OPDRACHT 1:
Stemmen de volgende uitspraken overeen met het bericht over Sint-Juliaan-der-Vlamingen? Antwoord telkens met ja of nee en citeer letterlijk de woorden uit het bericht die de doorslag geven. (a) De kerk is op donderdagochtend open voor bezoekers. (b) Op het plafond van de kerk staat een afbeelding van de heilige Julianus. (c) Er is elke zondag een eucharistieviering.
OPDRACHT 2:
Op welk adres bevindt de kerk zich volgens het bericht over Sint-Juliaan-der-Vlamingen?
OPDRACHT 3:
Som alle voorbeelden op van culturele en intellectuele initiatieven die rector Gabriel Quicke volgens het bericht over Sint-Juliaan-der-Vlamingen wil stimuleren.

Dinsdag 5 april 2022

Kerk Sint-Juliaan-der-Vlamingen twee keer per week open voor bezoekers
De Koninklijke Belgische Kerk Sint-Juliaan-der-Vlamingen aan de Via dei Sudario 42 in hartje Rome wordt voortaan twee keer per week opengesteld voor bezoekers. Je kan er terecht op dinsdagochtend van 10 tot 12 uur en op donderdagnamiddag van 16 tot 18 uur. Elke eerste en derde zondag van de maand is er om 10.30 uur ook een eucharistieviering.
Naast de aandacht voor het liturgische en pastorale leven in Sint-Juliaan, wil rector Gabriel Quicke ook initiatieven stimuleren op cultureel en intellectueel vlak, zoals een conferentie, een tentoonstelling of een concert. De agenda vind je op de website. Er wordt ook gedacht aan het verwelkomen van jeugdbewegingen en Erasmus-studenten.

We moeten teruggaan ad fontes, naar de bronnen van de Stichting. Ik geloof dat de Kerk in essentie ontmoeting en gastvrijheid is. Dit is de kern van de missie van de Koninklijke Belgische Kerk en Stichting Sint-Juliaan-der-Vlamingen: een gastvrij huis voor alle pelgrims die in Rome de eeuwenoude geschiedenis van de Kerk willen ontdekken.
Een geschiedenis van apostelen en pausen, van heiligen en ordestichters, van verval en opstanding, van concilies en conclaven, van oude en nieuwe religieuze gemeenschappen, van studiehuizen en universiteiten, van getuigen van het geloof uit alle werelddelen, aldus rector Quicke.

Ongeveer een jaar geleden werd ik gevraagd om rector te worden van de Koninklijke Belgische Kerk en Stichting Sint-Juliaan-der-Vlamingen. Ik aanvaardde, op voorwaarde dat ik deze opdracht kon combineren met mijn academische opdracht en mijn inzet voor de christenen in het Midden-Oosten, en meer bepaald voor de weeskinderen in Irak, een engagement dat me bijzonder aangrijpt en dat ik ervaar als een ‘levensvervulling’.
De Kerk is geen museum, maar een huis van ontmoeting tussen God en mens. Op het plafond van de kerk staat een afbeelding van de heilige Julianus, patroon van de gastvrijheid. De Koninklijke Belgische Kerk wil een ontmoetingsplaats zijn, een herberg van gastvrijheid. Iedereen is welkom, gelovigen en niet-gelovigen, Belgen, Italianen en andere nationaliteiten, vervolgt Gabriel Quicke.

AANGELEVERD OVERZICHT:

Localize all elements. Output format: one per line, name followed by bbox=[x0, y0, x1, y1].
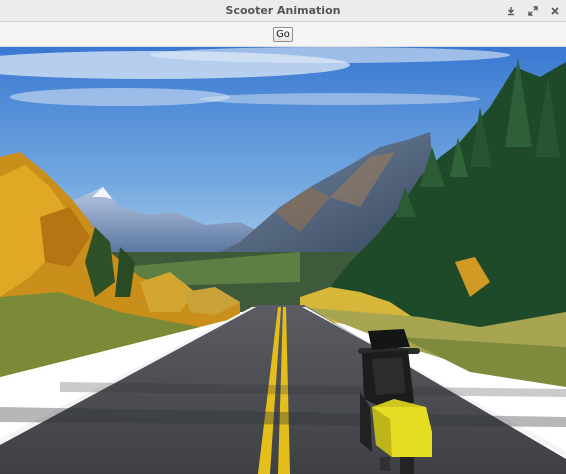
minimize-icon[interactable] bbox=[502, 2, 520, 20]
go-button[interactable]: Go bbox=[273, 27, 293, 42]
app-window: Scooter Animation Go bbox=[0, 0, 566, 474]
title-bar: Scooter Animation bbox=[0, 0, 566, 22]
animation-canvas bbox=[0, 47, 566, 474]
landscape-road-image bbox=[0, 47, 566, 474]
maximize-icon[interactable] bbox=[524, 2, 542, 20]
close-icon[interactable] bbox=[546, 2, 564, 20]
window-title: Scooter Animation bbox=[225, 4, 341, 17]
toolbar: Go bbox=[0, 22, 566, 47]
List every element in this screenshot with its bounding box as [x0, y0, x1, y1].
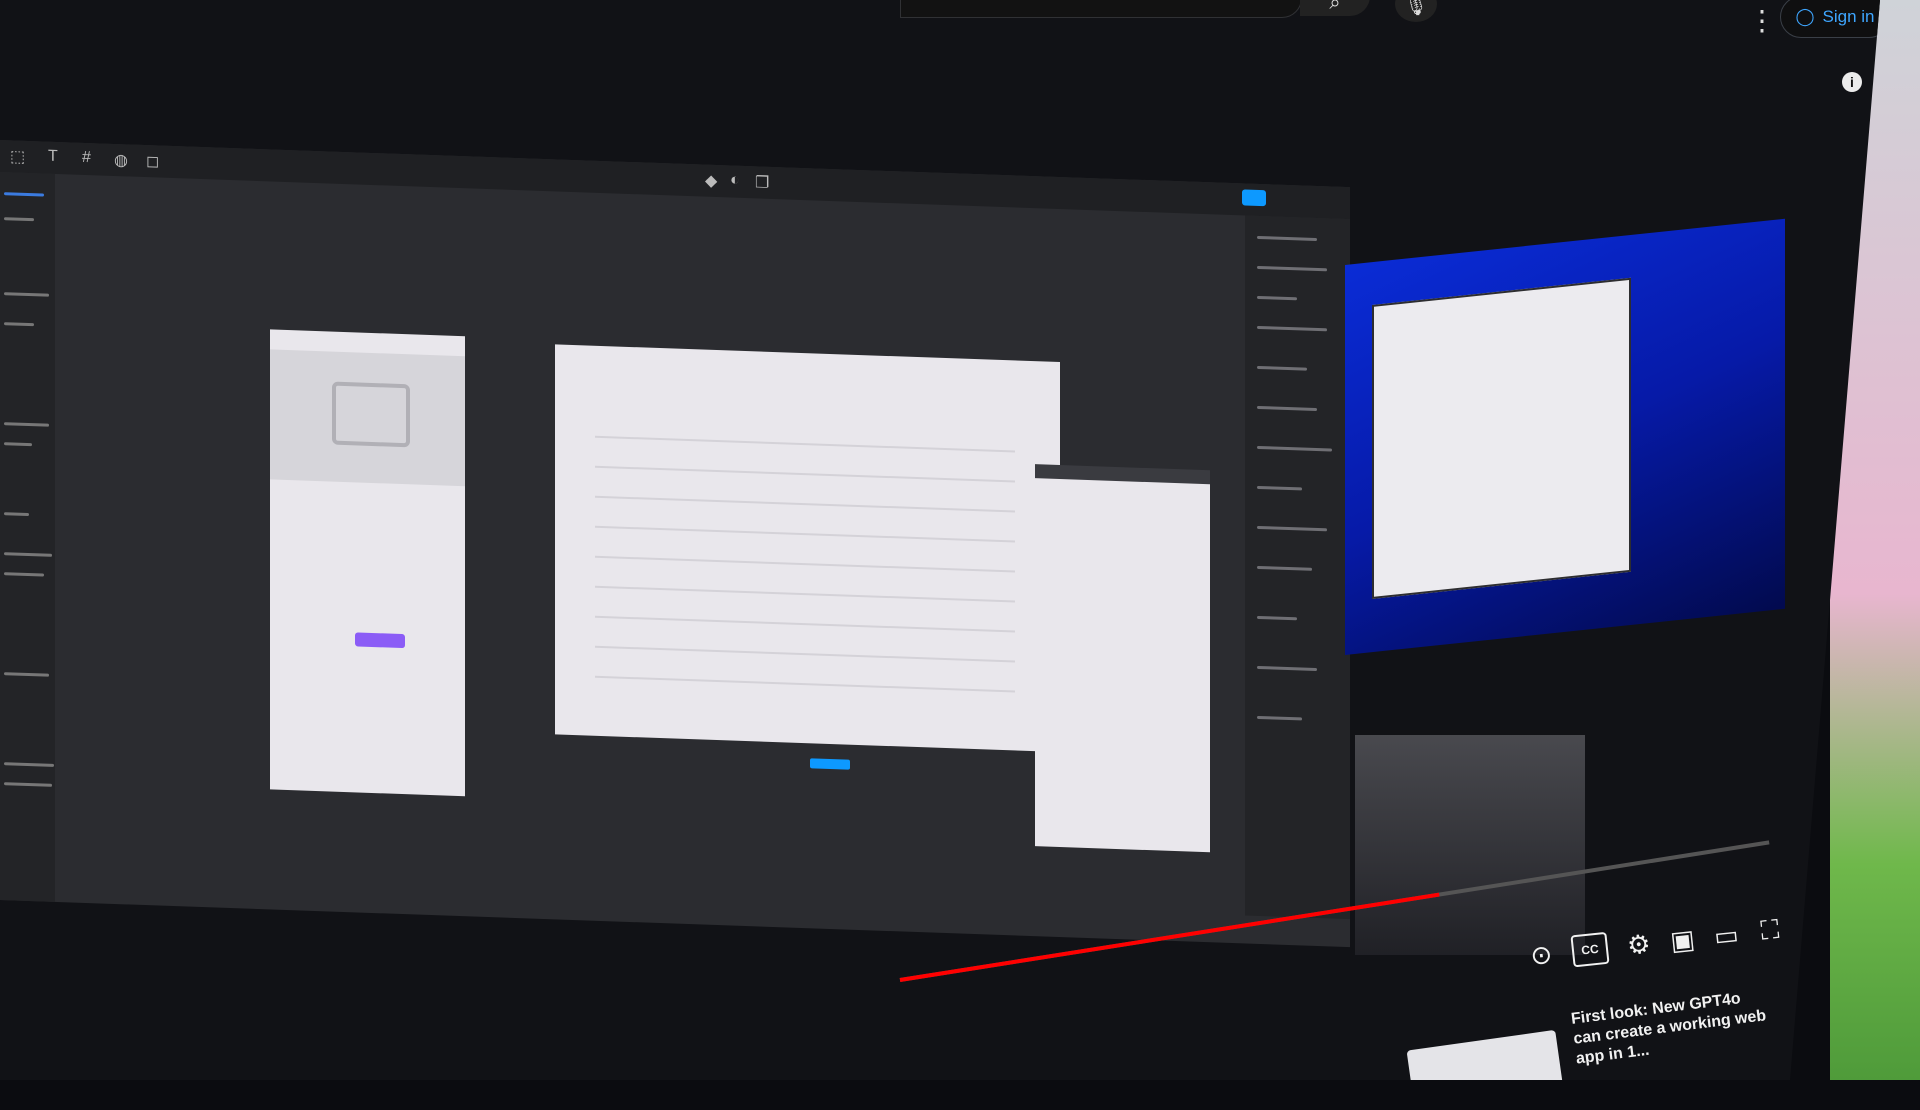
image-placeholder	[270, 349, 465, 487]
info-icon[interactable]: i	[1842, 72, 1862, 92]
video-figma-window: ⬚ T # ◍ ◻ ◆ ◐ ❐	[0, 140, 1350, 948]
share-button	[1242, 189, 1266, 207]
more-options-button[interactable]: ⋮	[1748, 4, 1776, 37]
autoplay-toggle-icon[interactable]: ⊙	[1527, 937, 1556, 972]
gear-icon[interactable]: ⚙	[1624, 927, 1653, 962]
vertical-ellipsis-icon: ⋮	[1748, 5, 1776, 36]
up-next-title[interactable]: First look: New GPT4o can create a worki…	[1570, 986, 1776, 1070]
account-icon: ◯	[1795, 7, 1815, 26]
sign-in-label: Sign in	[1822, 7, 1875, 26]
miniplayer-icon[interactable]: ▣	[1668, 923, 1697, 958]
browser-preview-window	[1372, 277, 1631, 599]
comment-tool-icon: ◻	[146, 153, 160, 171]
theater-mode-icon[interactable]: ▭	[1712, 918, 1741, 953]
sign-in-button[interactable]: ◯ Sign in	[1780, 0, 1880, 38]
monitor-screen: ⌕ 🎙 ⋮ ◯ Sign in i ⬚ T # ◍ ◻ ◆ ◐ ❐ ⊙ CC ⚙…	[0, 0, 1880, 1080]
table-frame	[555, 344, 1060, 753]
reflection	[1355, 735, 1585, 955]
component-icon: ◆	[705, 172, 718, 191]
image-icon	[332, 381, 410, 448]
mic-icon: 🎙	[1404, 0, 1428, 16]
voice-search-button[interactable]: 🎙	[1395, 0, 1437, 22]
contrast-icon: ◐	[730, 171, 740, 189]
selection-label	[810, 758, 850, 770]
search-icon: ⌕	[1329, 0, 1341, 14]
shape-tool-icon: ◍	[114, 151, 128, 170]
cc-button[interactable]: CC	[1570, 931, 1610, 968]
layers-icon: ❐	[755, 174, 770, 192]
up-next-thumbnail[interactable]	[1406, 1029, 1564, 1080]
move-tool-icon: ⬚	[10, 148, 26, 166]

JUIST ANTWOORD 1:
(a) Nee: "op donderdagnamiddag van 16 tot 18 uur".
(b) Ja: "Op het plafond van de kerk staat een afbeelding van de heilige Julianus, patroon van de gastvrijheid."
(c) Nee: "Elke eerste en derde zondag van de maand is er om 10.30 uur ook een eucharistieviering."

JUIST ANTWOORD 2:
Via dei Sudario 42, in hartje Rome.

JUIST ANTWOORD 3:
Een conferentie, een tentoonstelling en een concert.